> Description of the task: Pick every line with "this" from the material below.

Entries with figure data
----

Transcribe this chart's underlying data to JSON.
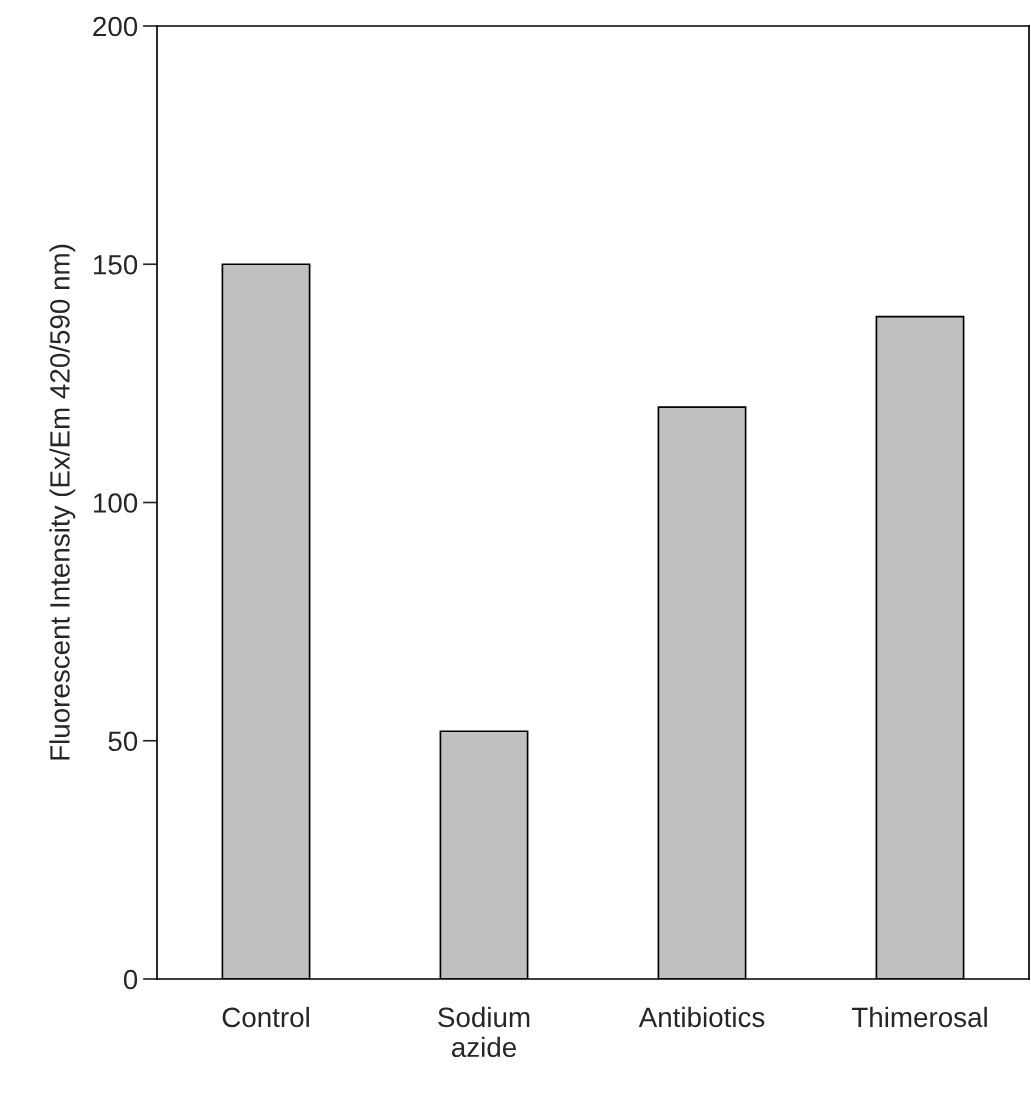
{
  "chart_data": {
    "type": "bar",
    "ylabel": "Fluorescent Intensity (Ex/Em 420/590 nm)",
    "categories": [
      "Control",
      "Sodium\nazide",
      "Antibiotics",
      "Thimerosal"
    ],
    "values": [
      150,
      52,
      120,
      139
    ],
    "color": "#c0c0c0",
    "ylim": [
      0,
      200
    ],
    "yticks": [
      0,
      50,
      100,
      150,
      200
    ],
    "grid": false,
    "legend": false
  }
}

----

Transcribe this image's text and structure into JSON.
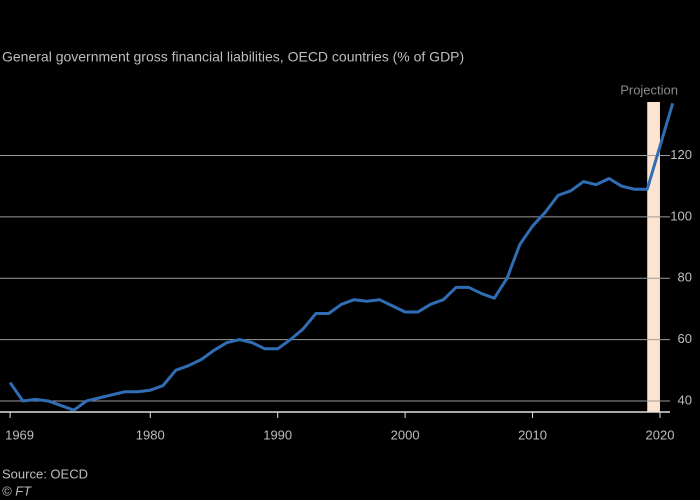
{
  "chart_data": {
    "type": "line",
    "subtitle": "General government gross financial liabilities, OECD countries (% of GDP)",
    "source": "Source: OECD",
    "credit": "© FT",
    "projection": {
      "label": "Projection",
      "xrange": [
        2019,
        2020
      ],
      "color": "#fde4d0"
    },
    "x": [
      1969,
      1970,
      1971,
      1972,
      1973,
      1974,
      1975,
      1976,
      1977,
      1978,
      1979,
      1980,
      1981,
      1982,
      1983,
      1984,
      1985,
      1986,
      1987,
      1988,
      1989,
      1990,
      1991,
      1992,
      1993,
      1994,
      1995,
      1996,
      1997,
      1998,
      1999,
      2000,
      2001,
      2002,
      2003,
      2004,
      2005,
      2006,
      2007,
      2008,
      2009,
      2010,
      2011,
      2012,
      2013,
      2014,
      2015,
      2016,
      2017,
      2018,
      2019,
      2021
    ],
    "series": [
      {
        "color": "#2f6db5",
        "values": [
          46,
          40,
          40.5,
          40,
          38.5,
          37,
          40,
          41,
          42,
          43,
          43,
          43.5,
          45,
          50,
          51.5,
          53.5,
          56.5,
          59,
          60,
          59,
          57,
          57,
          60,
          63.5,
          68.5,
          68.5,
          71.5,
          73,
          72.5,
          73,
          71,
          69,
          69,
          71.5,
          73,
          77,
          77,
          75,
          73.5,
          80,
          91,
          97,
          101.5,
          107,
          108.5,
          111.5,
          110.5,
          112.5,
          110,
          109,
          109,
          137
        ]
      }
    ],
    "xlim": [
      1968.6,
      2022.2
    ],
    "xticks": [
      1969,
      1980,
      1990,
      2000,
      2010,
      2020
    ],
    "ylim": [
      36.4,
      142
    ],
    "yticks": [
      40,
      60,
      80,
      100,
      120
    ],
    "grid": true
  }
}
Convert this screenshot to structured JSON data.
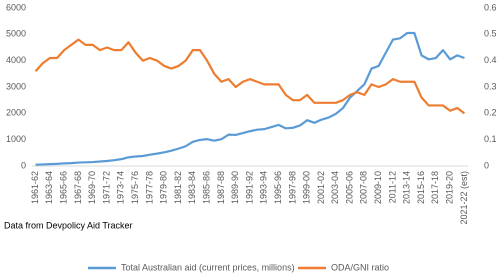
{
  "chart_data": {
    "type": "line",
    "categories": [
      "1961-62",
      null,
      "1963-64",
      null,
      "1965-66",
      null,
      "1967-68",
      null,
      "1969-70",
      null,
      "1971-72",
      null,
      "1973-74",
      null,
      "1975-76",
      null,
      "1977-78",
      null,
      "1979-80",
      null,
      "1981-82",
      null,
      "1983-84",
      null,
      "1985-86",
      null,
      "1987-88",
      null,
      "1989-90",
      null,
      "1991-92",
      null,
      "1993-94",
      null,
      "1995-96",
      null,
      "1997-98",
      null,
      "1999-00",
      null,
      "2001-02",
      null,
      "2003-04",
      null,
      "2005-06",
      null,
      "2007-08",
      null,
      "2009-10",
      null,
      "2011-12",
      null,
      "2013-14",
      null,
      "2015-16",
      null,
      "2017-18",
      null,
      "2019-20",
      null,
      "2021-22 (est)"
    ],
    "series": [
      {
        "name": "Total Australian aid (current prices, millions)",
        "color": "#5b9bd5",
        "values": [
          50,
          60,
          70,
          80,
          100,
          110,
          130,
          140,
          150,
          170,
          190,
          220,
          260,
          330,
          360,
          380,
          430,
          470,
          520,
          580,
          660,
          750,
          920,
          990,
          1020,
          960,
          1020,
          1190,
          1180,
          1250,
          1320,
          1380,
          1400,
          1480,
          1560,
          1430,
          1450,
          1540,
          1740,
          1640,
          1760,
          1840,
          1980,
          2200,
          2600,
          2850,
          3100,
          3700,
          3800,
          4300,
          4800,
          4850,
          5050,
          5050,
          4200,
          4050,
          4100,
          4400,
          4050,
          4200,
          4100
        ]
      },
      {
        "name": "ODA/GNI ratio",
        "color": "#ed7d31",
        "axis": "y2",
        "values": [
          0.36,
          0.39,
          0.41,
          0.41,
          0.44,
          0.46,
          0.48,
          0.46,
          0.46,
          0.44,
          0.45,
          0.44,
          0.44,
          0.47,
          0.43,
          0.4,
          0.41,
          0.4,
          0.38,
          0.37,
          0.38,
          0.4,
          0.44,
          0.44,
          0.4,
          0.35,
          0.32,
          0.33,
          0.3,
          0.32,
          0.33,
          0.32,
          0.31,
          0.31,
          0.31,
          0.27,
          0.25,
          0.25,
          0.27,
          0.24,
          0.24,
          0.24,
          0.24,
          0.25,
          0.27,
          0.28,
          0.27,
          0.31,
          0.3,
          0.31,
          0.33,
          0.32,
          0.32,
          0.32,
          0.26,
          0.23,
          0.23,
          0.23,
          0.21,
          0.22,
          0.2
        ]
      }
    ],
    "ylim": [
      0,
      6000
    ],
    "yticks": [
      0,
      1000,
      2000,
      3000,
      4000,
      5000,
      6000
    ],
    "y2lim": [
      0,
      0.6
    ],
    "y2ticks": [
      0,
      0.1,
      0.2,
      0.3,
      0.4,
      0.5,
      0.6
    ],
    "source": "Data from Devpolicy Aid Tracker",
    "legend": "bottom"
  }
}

----

> Task result:
Transcribe this chart's underlying data to JSON.
Transcribe this image's text and structure into JSON.
Convert this screenshot to structured JSON data.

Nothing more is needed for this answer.